BRIEF 1:
List the usernames of all the people who post in the thread below.

SOURCE EXTRACT:
>> Start
# Albarosa....



## Montydog (18 Jan 2016)

......so thinking of maybe going along and seeing about joining up....

anyone on here from them?


----------



## snorri (18 Jan 2016)

To save anyone else the trouble of Googling, Albarosa is a cycling club in Leeds.
I'd hoped it might have been some secretive organisation.


----------



## DCLane (18 Jan 2016)

I'd suggest you go out with their A group to have a go. If you survive then well done.

On a more serious note they're a growing club and seem to be well organised. Just recognise that you're wearing pink as club kit 

I've done a couple of races they've organised and been on a couple of rides with their club members. Overall, apart from the A group who are maniacs (i.e. very fast and out to smash everything), they're a decent bunch.


----------



## Montydog (19 Jan 2016)

DCLane said:


> I'd suggest you go out with their A group to have a go. If you survive then well done.
>> End
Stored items
>> Start
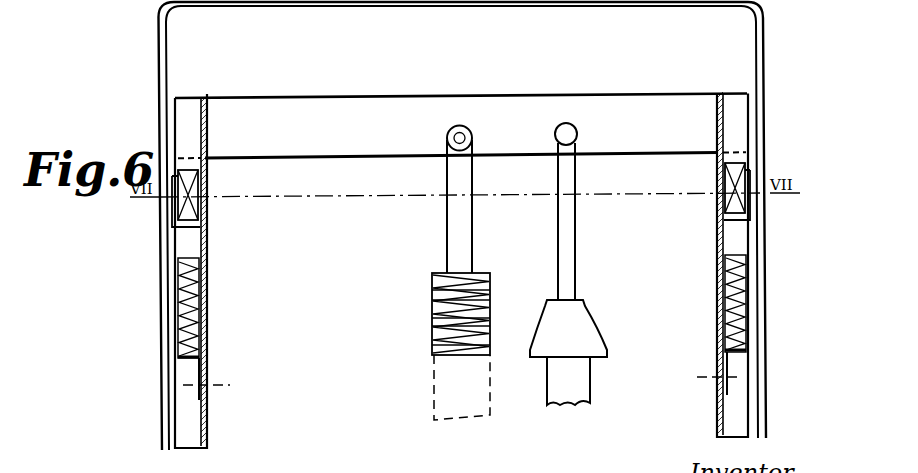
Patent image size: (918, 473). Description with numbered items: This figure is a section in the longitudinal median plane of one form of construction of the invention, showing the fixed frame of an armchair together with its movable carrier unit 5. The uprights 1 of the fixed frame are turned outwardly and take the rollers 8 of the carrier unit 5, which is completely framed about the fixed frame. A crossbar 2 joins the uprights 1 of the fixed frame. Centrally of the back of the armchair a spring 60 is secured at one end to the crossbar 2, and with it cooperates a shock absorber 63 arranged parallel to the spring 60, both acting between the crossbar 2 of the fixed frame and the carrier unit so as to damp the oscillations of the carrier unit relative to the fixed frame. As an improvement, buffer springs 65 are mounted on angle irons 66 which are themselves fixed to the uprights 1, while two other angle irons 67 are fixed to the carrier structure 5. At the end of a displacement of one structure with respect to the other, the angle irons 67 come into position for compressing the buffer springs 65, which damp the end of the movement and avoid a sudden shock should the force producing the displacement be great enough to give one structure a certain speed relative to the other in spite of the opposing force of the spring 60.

The uprights 1 is at (205, 428).
The crossbar 2 is at (366, 147).
The carrier unit 5 is at (162, 83).
The rollers 8 is at (196, 210).
The spring 60 is at (485, 328).
The shock absorber 63 is at (596, 337).
The buffer springs 65 is at (200, 326).
The angle irons 66 is at (193, 377).
The angle irons 67 is at (203, 228).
>> End
BRIEF 2:
Show each line of the listing above that contains the word "unit".

RESPONSE 1:
Montydog, snorri, DCLane

RESPONSE 2:
Patent image size: (918, 473). Description with numbered items: This figure is a section in the longitudinal median plane of one form of construction of the invention, showing the fixed frame of an armchair together with its movable carrier unit 5. The uprights 1 of the fixed frame are turned outwardly and take the rollers 8 of the carrier unit 5, which is completely framed about the fixed frame. A crossbar 2 joins the uprights 1 of the fixed frame. Centrally of the back of the armchair a spring 60 is secured at one end to the crossbar 2, and with it cooperates a shock absorber 63 arranged parallel to the spring 60, both acting between the crossbar 2 of the fixed frame and the carrier unit so as to damp the oscillations of the carrier unit relative to the fixed frame. As an improvement, buffer springs 65 are mounted on angle irons 66 which are themselves fixed to the uprights 1, while two other angle irons 67 are fixed to the carrier structure 5. At the end of a displacement of one structure with respect to the other, the angle irons 67 come into position for compressing the buffer springs 65, which damp the end of the movement and avoid a sudden shock should the force producing the displacement be great enough to give one structure a certain speed relative to the other in spite of the opposing force of the spring 60.
The carrier unit 5 is at (162, 83).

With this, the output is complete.